> **Data extracted from a collection**

* START *

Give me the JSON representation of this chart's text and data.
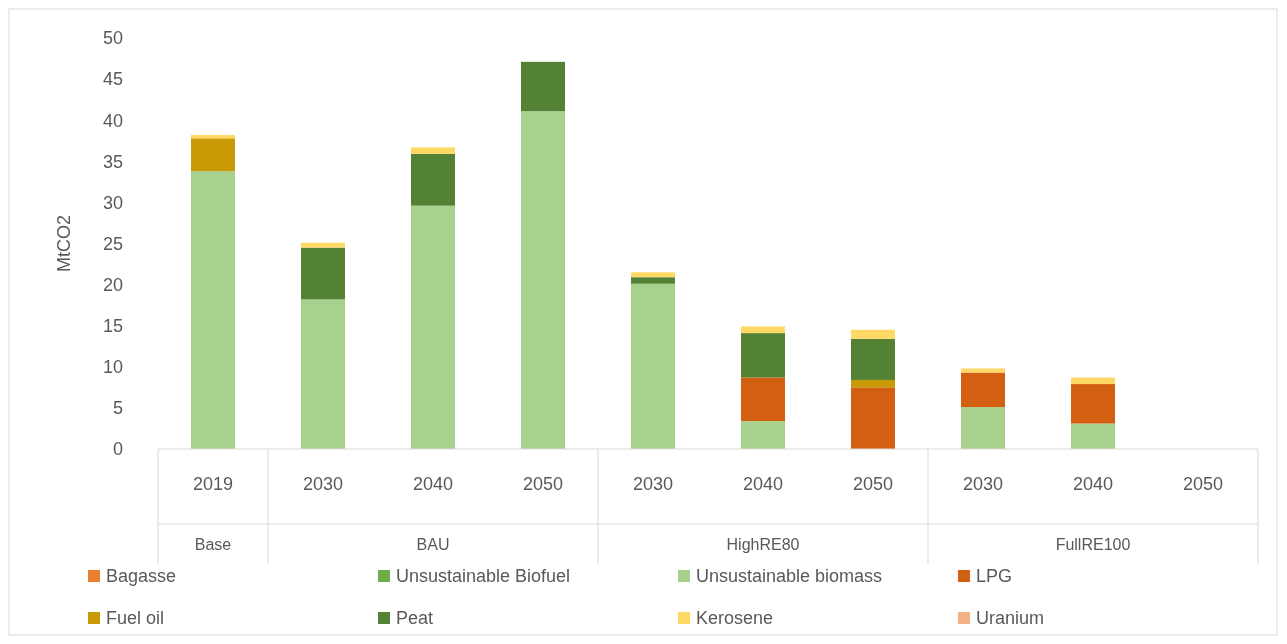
{
  "chart_data": {
    "type": "bar",
    "stacked": true,
    "ylabel": "MtCO2",
    "categories": [
      "2019",
      "2030",
      "2040",
      "2050",
      "2030",
      "2040",
      "2050",
      "2030",
      "2040",
      "2050"
    ],
    "annotations": [
      "Base",
      "BAU",
      "HighRE80",
      "FullRE100"
    ],
    "series": [
      {
        "name": "Bagasse",
        "color": "#ed7d31",
        "values": [
          0,
          0,
          0,
          0,
          0,
          0,
          0,
          0,
          0,
          0
        ]
      },
      {
        "name": "Unsustainable Biofuel",
        "color": "#70ad47",
        "values": [
          0,
          0,
          0,
          0,
          0,
          0,
          0,
          0,
          0,
          0
        ]
      },
      {
        "name": "Unsustainable biomass",
        "color": "#a9d18e",
        "values": [
          33.8,
          18.2,
          29.6,
          41.1,
          20.1,
          3.4,
          0,
          5.1,
          3.1,
          0
        ]
      },
      {
        "name": "LPG",
        "color": "#d35f12",
        "values": [
          0,
          0,
          0,
          0,
          0,
          5.3,
          7.5,
          4.2,
          4.8,
          0
        ]
      },
      {
        "name": "Fuel oil",
        "color": "#c99a06",
        "values": [
          4.0,
          0,
          0,
          0,
          0,
          0,
          0.9,
          0,
          0,
          0
        ]
      },
      {
        "name": "Peat",
        "color": "#548235",
        "values": [
          0,
          6.3,
          6.3,
          6.0,
          0.8,
          5.4,
          5.0,
          0,
          0,
          0
        ]
      },
      {
        "name": "Kerosene",
        "color": "#ffd966",
        "values": [
          0.4,
          0.6,
          0.8,
          0,
          0.6,
          0.8,
          1.1,
          0.5,
          0.8,
          0
        ]
      },
      {
        "name": "Uranium",
        "color": "#f4b183",
        "values": [
          0,
          0,
          0,
          0,
          0,
          0,
          0,
          0,
          0,
          0
        ]
      }
    ],
    "ylim": [
      0,
      50
    ],
    "yticks": [
      0,
      5,
      10,
      15,
      20,
      25,
      30,
      35,
      40,
      45,
      50
    ],
    "grid": false,
    "legend": "bottom"
  }
}
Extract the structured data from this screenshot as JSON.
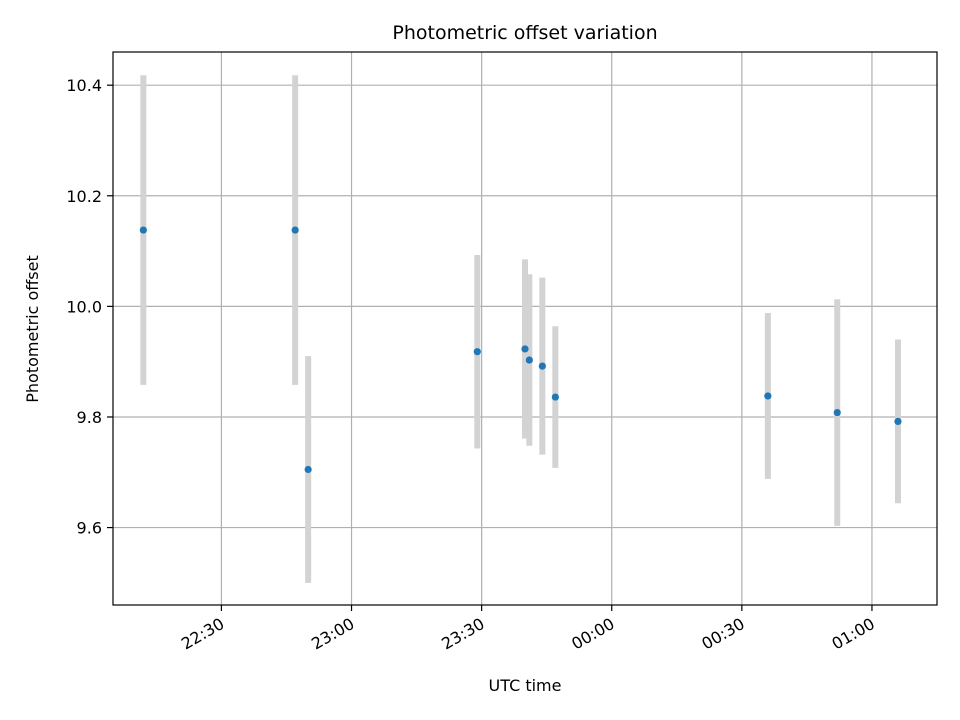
{
  "chart_data": {
    "type": "scatter",
    "title": "Photometric offset variation",
    "xlabel": "UTC time",
    "ylabel": "Photometric offset",
    "x_axis_kind": "time",
    "xlim": [
      "22:05",
      "01:15"
    ],
    "ylim": [
      9.46,
      10.46
    ],
    "x_ticks": [
      "22:30",
      "23:00",
      "23:30",
      "00:00",
      "00:30",
      "01:00"
    ],
    "y_ticks": [
      "9.6",
      "9.8",
      "10.0",
      "10.2",
      "10.4"
    ],
    "grid": true,
    "colors": {
      "point": "#1f77b4",
      "errorbar": "#d3d3d3",
      "grid": "#b0b0b0"
    },
    "points": [
      {
        "x": "22:12",
        "y": 10.138,
        "err": 0.28
      },
      {
        "x": "22:47",
        "y": 10.138,
        "err": 0.28
      },
      {
        "x": "22:50",
        "y": 9.705,
        "err": 0.205
      },
      {
        "x": "23:29",
        "y": 9.918,
        "err": 0.175
      },
      {
        "x": "23:40",
        "y": 9.923,
        "err": 0.162
      },
      {
        "x": "23:41",
        "y": 9.903,
        "err": 0.155
      },
      {
        "x": "23:44",
        "y": 9.892,
        "err": 0.16
      },
      {
        "x": "23:47",
        "y": 9.836,
        "err": 0.128
      },
      {
        "x": "00:36",
        "y": 9.838,
        "err": 0.15
      },
      {
        "x": "00:52",
        "y": 9.808,
        "err": 0.205
      },
      {
        "x": "01:06",
        "y": 9.792,
        "err": 0.148
      }
    ]
  }
}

* END *

> **PROBLEM TO WORK ON**
Scan the material above for the word "ylabel". Copy each line where it occurs.

> **EXERCISE RESULT**
    "ylabel": "MtCO2",
    "ylabel": "Photometric offset",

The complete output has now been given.